### Dataset records
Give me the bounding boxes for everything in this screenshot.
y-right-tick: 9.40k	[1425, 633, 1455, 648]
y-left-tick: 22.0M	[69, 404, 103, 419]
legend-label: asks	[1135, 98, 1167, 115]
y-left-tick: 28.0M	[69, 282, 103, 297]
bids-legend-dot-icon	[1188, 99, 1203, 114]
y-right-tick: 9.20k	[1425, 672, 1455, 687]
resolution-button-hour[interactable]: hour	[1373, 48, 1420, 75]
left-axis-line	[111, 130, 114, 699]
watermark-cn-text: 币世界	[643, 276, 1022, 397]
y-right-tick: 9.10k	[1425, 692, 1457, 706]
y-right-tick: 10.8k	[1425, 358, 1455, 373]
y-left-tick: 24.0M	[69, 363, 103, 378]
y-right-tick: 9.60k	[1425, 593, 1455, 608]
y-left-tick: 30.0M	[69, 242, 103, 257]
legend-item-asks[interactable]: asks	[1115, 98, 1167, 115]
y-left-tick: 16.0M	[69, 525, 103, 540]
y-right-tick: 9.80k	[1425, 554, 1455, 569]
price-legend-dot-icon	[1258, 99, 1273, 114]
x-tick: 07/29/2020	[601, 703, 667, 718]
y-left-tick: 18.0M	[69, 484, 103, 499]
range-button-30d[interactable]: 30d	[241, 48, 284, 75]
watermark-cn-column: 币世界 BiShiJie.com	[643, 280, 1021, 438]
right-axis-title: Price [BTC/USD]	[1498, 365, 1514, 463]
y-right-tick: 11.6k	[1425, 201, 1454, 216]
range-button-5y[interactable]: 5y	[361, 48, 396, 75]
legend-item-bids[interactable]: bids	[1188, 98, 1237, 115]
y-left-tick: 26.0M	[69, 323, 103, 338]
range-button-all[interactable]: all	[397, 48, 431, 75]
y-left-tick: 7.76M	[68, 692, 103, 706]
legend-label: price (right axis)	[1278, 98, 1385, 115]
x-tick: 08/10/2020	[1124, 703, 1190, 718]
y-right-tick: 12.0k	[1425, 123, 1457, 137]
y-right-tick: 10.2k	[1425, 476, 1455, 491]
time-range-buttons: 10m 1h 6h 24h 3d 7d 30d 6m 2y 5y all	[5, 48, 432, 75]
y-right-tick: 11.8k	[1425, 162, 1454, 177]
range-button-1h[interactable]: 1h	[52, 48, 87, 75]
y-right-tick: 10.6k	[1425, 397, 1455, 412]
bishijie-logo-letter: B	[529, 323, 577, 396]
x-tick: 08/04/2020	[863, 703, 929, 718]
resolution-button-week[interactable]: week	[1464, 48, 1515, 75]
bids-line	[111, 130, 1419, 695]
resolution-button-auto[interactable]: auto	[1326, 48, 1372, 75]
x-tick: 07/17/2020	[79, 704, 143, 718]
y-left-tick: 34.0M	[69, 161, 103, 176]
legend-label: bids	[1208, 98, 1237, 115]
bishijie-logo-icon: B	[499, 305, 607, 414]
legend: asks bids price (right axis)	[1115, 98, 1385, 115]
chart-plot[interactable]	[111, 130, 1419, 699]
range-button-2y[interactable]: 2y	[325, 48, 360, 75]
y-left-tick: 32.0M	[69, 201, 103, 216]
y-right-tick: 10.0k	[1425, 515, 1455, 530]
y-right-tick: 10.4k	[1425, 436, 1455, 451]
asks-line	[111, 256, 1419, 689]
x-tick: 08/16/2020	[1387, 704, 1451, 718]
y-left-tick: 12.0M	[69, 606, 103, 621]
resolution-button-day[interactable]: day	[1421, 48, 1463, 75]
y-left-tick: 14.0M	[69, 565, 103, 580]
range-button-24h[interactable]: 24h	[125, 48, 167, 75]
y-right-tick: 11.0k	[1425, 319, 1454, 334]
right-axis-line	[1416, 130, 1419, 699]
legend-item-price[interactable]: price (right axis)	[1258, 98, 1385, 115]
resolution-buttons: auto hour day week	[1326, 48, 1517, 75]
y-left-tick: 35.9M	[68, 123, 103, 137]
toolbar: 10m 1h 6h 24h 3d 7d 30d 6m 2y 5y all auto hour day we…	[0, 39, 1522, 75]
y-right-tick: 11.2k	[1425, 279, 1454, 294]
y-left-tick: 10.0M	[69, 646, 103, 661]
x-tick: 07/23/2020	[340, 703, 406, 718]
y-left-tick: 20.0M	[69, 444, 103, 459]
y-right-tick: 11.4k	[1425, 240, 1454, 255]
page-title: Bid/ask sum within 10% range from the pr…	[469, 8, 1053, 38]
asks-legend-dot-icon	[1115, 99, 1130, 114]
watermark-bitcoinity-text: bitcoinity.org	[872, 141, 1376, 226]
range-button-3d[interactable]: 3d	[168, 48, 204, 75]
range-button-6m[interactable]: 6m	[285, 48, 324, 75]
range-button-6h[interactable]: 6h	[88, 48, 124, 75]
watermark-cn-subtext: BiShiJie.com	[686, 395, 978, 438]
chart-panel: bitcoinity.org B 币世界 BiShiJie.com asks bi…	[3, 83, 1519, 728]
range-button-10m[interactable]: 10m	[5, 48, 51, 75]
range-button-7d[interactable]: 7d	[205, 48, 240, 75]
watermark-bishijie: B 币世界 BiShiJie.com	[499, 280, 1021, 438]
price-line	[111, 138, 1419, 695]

### Short task
Recast the material as a Markdown table with the columns "Row" and "Line," starting at its first line and ending at the line that contains "554, 1455, 569]", with both included and blank lines omitted. Number each row and include nothing beyond that span.

### Problem solution
| Row | Line |
|---|---|
| 1 | Give me the bounding boxes for everything in this screenshot. |
| 2 | y-right-tick: 9.40k	[1425, 633, 1455, 648] |
| 3 | y-left-tick: 22.0M	[69, 404, 103, 419] |
| 4 | legend-label: asks	[1135, 98, 1167, 115] |
| 5 | y-left-tick: 28.0M	[69, 282, 103, 297] |
| 6 | bids-legend-dot-icon	[1188, 99, 1203, 114] |
| 7 | y-right-tick: 9.20k	[1425, 672, 1455, 687] |
| 8 | resolution-button-hour[interactable]: hour	[1373, 48, 1420, 75] |
| 9 | left-axis-line	[111, 130, 114, 699] |
| 10 | watermark-cn-text: 币世界	[643, 276, 1022, 397] |
| 11 | y-right-tick: 9.10k	[1425, 692, 1457, 706] |
| 12 | y-right-tick: 10.8k	[1425, 358, 1455, 373] |
| 13 | y-left-tick: 24.0M	[69, 363, 103, 378] |
| 14 | y-right-tick: 9.60k	[1425, 593, 1455, 608] |
| 15 | y-left-tick: 30.0M	[69, 242, 103, 257] |
| 16 | legend-item-asks[interactable]: asks	[1115, 98, 1167, 115] |
| 17 | y-left-tick: 16.0M	[69, 525, 103, 540] |
| 18 | y-right-tick: 9.80k	[1425, 554, 1455, 569] |